Source records.
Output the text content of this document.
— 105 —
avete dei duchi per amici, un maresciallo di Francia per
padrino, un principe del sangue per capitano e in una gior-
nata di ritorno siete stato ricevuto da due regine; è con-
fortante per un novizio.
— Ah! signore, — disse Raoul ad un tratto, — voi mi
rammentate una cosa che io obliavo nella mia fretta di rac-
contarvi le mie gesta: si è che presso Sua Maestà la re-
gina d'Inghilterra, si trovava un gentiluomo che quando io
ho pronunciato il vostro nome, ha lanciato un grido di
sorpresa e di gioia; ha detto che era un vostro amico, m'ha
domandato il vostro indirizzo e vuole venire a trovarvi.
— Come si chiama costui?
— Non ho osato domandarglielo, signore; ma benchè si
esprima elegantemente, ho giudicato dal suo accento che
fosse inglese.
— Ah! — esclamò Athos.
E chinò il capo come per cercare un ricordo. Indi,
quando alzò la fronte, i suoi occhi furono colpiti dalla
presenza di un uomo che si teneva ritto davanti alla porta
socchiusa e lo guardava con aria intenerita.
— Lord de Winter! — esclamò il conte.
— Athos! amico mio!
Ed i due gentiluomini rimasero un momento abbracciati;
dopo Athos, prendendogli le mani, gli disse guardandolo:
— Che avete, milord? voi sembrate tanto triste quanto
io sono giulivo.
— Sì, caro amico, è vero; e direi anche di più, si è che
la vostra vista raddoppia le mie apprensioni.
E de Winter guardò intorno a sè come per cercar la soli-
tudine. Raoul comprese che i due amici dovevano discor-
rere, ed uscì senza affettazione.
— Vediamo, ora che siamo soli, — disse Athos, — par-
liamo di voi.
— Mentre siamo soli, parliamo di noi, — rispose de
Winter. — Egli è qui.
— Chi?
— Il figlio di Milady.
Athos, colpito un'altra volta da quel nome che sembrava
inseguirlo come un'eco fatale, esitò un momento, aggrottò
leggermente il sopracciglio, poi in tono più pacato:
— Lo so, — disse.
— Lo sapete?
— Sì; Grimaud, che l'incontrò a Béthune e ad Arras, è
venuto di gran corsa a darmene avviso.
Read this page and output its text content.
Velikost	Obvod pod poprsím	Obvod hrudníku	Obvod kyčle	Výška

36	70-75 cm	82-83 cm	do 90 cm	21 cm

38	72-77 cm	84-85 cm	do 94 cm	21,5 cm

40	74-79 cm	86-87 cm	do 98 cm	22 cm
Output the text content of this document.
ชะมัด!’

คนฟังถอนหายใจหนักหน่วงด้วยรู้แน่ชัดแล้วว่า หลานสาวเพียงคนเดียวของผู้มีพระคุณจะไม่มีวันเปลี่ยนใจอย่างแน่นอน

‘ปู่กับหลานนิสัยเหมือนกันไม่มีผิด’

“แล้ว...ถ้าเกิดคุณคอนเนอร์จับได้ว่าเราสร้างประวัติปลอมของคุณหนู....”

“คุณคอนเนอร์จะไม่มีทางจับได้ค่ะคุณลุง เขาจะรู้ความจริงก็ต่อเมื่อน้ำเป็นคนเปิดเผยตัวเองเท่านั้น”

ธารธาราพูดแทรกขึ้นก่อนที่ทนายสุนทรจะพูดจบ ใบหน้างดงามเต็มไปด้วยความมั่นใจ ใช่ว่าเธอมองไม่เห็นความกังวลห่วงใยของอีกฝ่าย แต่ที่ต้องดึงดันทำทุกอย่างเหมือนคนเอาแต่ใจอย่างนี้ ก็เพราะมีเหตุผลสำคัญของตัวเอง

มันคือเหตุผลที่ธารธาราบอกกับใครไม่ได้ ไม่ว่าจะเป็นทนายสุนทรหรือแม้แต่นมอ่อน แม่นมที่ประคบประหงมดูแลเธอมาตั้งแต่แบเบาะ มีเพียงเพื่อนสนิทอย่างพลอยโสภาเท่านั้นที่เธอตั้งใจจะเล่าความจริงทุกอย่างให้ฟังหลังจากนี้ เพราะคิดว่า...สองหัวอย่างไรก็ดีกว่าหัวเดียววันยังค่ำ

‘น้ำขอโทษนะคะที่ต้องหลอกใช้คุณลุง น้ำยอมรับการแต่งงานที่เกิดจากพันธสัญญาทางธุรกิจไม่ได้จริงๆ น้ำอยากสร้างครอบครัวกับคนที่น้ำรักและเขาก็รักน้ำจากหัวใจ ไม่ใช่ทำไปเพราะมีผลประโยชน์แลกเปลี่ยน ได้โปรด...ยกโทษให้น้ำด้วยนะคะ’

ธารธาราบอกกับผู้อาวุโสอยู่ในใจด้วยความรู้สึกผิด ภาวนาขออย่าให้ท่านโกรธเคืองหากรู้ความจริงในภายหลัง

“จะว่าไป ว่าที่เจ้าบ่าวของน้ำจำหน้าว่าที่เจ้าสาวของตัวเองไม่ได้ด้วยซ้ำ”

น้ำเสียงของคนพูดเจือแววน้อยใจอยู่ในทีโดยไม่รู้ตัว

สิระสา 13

Written instruction. Retype all of the material above with every character intact.

Answer to this task.
Output the text content of this document.
— 105 —
avete dei duchi per amici, un maresciallo di Francia per
padrino, un principe del sangue per capitano e in una gior-
nata di ritorno siete stato ricevuto da due regine; è con-
fortante per un novizio.
— Ah! signore, — disse Raoul ad un tratto, — voi mi
rammentate una cosa che io obliavo nella mia fretta di rac-
contarvi le mie gesta: si è che presso Sua Maestà la re-
gina d'Inghilterra, si trovava un gentiluomo che quando io
ho pronunciato il vostro nome, ha lanciato un grido di
sorpresa e di gioia; ha detto che era un vostro amico, m'ha
domandato il vostro indirizzo e vuole venire a trovarvi.
— Come si chiama costui?
— Non ho osato domandarglielo, signore; ma benchè si
esprima elegantemente, ho giudicato dal suo accento che
fosse inglese.
— Ah! — esclamò Athos.
E chinò il capo come per cercare un ricordo. Indi,
quando alzò la fronte, i suoi occhi furono colpiti dalla
presenza di un uomo che si teneva ritto davanti alla porta
socchiusa e lo guardava con aria intenerita.
— Lord de Winter! — esclamò il conte.
— Athos! amico mio!
Ed i due gentiluomini rimasero un momento abbracciati;
dopo Athos, prendendogli le mani, gli disse guardandolo:
— Che avete, milord? voi sembrate tanto triste quanto
io sono giulivo.
— Sì, caro amico, è vero; e direi anche di più, si è che
la vostra vista raddoppia le mie apprensioni.
E de Winter guardò intorno a sè come per cercar la soli-
tudine. Raoul comprese che i due amici dovevano discor-
rere, ed uscì senza affettazione.
— Vediamo, ora che siamo soli, — disse Athos, — par-
liamo di voi.
— Mentre siamo soli, parliamo di noi, — rispose de
Winter. — Egli è qui.
— Chi?
— Il figlio di Milady.
Athos, colpito un'altra volta da quel nome che sembrava
inseguirlo come un'eco fatale, esitò un momento, aggrottò
leggermente il sopracciglio, poi in tono più pacato:
— Lo so, — disse.
— Lo sapete?
— Sì; Grimaud, che l'incontrò a Béthune e ad Arras, è
venuto di gran corsa a darmene avviso.
Read this page and output its text content.
Velikost	Obvod pod poprsím	Obvod hrudníku	Obvod kyčle	Výška

36	70-75 cm	82-83 cm	do 90 cm	21 cm

38	72-77 cm	84-85 cm	do 94 cm	21,5 cm

40	74-79 cm	86-87 cm	do 98 cm	22 cm
Output the text content of this document.
ชะมัด!’

คนฟังถอนหายใจหนักหน่วงด้วยรู้แน่ชัดแล้วว่า หลานสาวเพียงคนเดียวของผู้มีพระคุณจะไม่มีวันเปลี่ยนใจอย่างแน่นอน

‘ปู่กับหลานนิสัยเหมือนกันไม่มีผิด’

“แล้ว...ถ้าเกิดคุณคอนเนอร์จับได้ว่าเราสร้างประวัติปลอมของคุณหนู....”

“คุณคอนเนอร์จะไม่มีทางจับได้ค่ะคุณลุง เขาจะรู้ความจริงก็ต่อเมื่อน้ำเป็นคนเปิดเผยตัวเองเท่านั้น”

ธารธาราพูดแทรกขึ้นก่อนที่ทนายสุนทรจะพูดจบ ใบหน้างดงามเต็มไปด้วยความมั่นใจ ใช่ว่าเธอมองไม่เห็นความกังวลห่วงใยของอีกฝ่าย แต่ที่ต้องดึงดันทำทุกอย่างเหมือนคนเอาแต่ใจอย่างนี้ ก็เพราะมีเหตุผลสำคัญของตัวเอง

มันคือเหตุผลที่ธารธาราบอกกับใครไม่ได้ ไม่ว่าจะเป็นทนายสุนทรหรือแม้แต่นมอ่อน แม่นมที่ประคบประหงมดูแลเธอมาตั้งแต่แบเบาะ มีเพียงเพื่อนสนิทอย่างพลอยโสภาเท่านั้นที่เธอตั้งใจจะเล่าความจริงทุกอย่างให้ฟังหลังจากนี้ เพราะคิดว่า...สองหัวอย่างไรก็ดีกว่าหัวเดียววันยังค่ำ

‘น้ำขอโทษนะคะที่ต้องหลอกใช้คุณลุง น้ำยอมรับการแต่งงานที่เกิดจากพันธสัญญาทางธุรกิจไม่ได้จริงๆ น้ำอยากสร้างครอบครัวกับคนที่น้ำรักและเขาก็รักน้ำจากหัวใจ ไม่ใช่ทำไปเพราะมีผลประโยชน์แลกเปลี่ยน ได้โปรด...ยกโทษให้น้ำด้วยนะคะ’

ธารธาราบอกกับผู้อาวุโสอยู่ในใจด้วยความรู้สึกผิด ภาวนาขออย่าให้ท่านโกรธเคืองหากรู้ความจริงในภายหลัง

“จะว่าไป ว่าที่เจ้าบ่าวของน้ำจำหน้าว่าที่เจ้าสาวของตัวเองไม่ได้ด้วยซ้ำ”

น้ำเสียงของคนพูดเจือแววน้อยใจอยู่ในทีโดยไม่รู้ตัว

สิระสา 13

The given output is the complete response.